(Data extracted from a collection)
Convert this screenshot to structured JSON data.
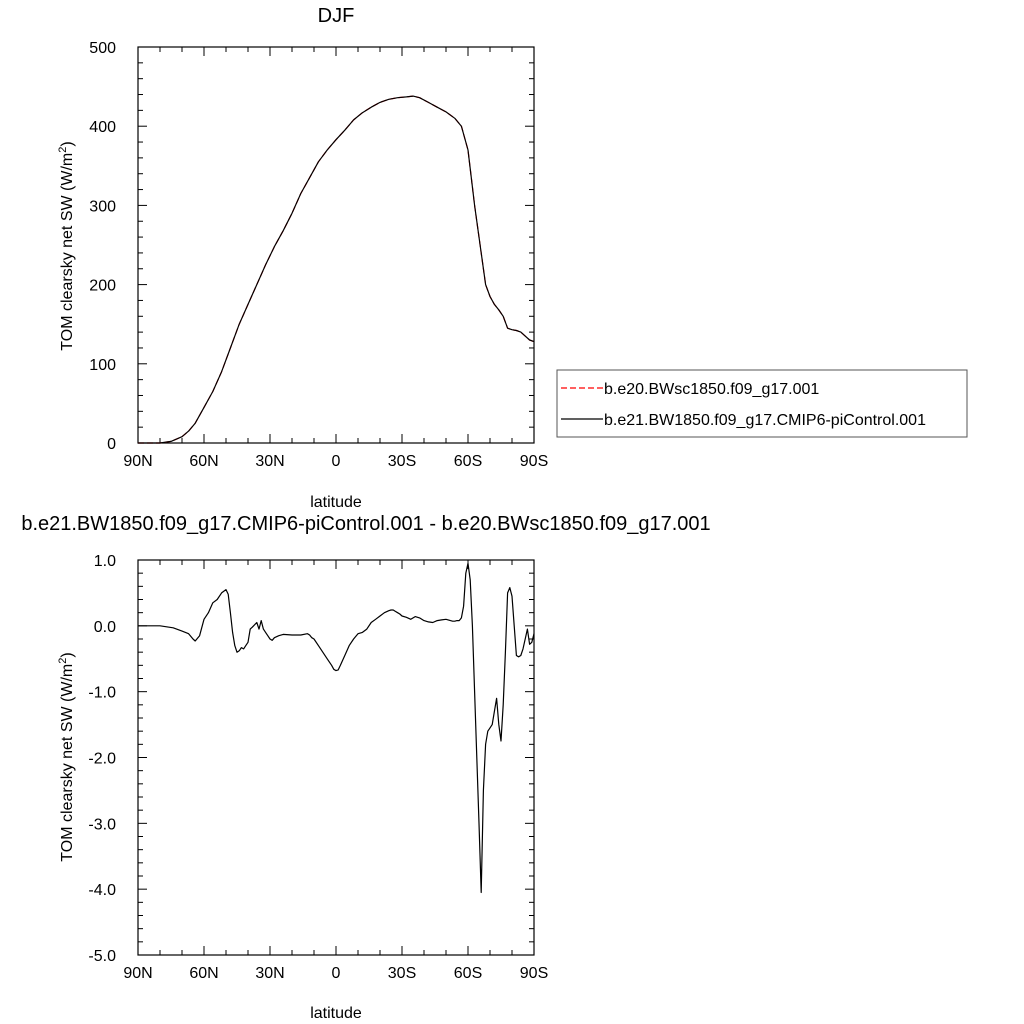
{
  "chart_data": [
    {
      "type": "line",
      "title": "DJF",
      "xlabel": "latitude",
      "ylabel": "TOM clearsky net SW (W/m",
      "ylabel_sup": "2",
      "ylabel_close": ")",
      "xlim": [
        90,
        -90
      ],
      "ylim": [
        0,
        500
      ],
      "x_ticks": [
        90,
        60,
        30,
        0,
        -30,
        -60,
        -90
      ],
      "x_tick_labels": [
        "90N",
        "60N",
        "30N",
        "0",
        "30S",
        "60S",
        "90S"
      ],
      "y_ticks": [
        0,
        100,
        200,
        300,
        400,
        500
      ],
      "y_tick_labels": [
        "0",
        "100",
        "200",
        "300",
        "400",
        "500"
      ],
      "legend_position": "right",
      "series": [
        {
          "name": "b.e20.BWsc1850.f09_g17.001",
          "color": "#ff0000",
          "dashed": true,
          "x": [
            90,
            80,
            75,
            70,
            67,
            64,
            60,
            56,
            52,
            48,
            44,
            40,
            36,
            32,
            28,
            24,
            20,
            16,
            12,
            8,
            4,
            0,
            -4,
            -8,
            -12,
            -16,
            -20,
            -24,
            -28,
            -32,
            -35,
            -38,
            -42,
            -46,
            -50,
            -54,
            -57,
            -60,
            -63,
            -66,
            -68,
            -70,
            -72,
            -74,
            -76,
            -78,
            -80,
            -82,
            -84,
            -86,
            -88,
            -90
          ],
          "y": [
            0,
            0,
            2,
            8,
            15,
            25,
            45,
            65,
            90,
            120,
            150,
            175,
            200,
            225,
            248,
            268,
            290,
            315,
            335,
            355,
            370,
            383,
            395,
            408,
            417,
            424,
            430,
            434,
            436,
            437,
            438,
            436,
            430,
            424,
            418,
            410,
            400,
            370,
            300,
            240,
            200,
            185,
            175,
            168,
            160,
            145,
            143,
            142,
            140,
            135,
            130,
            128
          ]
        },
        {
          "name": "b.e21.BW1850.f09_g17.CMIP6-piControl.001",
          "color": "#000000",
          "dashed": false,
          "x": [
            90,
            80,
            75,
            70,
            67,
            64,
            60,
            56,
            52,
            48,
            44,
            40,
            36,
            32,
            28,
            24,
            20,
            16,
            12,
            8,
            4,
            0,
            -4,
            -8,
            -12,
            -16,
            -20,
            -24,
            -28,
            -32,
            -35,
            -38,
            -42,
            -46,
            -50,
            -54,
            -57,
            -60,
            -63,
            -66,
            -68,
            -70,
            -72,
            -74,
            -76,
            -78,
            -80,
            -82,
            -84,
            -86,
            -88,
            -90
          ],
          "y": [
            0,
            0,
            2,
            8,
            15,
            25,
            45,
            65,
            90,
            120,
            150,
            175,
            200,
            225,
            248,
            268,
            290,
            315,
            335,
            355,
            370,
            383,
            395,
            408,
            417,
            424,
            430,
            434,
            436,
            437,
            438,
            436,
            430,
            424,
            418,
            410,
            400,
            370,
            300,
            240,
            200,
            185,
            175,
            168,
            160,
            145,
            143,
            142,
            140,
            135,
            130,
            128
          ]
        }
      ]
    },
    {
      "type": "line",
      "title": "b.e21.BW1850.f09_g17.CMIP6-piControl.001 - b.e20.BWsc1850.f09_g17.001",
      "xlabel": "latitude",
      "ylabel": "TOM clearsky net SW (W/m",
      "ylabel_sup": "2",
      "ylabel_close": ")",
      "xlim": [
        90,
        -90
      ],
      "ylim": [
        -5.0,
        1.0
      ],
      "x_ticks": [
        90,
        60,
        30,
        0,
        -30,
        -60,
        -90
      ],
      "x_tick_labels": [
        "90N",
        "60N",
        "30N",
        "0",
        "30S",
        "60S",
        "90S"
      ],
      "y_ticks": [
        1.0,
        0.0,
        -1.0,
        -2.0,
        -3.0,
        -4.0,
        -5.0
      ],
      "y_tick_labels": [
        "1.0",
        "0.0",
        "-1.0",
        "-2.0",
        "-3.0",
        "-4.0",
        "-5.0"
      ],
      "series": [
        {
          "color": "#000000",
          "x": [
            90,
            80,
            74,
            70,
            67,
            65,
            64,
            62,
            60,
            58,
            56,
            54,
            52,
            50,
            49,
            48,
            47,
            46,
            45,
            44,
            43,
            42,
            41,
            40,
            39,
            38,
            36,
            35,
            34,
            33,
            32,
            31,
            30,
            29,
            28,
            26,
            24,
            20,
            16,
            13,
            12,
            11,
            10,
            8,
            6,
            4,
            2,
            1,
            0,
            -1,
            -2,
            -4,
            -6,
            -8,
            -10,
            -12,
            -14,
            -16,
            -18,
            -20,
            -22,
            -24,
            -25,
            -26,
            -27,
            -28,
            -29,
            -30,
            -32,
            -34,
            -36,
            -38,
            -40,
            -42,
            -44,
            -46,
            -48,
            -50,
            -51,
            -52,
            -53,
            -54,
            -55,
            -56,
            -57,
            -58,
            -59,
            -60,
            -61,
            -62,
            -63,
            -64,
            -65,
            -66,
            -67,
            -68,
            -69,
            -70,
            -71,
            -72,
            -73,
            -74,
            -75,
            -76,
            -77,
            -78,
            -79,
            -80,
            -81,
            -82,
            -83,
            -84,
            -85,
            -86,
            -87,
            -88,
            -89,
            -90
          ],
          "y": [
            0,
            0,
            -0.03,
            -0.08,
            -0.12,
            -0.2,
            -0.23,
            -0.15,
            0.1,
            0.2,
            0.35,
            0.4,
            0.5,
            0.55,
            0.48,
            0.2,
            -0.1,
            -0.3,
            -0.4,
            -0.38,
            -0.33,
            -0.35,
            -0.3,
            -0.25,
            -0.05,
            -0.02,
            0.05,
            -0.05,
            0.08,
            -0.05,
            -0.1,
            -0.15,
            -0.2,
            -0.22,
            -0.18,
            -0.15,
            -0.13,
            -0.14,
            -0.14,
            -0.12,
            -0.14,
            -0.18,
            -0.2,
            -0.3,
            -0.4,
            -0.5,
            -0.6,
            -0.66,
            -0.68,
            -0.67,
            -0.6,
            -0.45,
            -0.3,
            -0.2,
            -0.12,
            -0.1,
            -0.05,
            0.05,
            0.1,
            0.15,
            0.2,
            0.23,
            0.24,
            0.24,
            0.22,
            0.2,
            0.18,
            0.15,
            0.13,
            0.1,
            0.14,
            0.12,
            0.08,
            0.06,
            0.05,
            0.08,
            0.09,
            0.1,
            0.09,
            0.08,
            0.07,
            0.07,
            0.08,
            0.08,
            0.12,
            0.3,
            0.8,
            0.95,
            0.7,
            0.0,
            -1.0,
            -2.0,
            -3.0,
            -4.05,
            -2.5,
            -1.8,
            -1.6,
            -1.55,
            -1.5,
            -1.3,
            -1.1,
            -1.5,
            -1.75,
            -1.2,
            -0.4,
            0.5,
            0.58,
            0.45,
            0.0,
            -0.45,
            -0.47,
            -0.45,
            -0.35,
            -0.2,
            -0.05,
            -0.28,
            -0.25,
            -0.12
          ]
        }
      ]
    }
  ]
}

- **Given request**: In the entries above, identify each line that includes the string "name", then copy it.

- **Full solution**:
          "name": "b.e20.BWsc1850.f09_g17.001",
          "name": "b.e21.BW1850.f09_g17.CMIP6-piControl.001",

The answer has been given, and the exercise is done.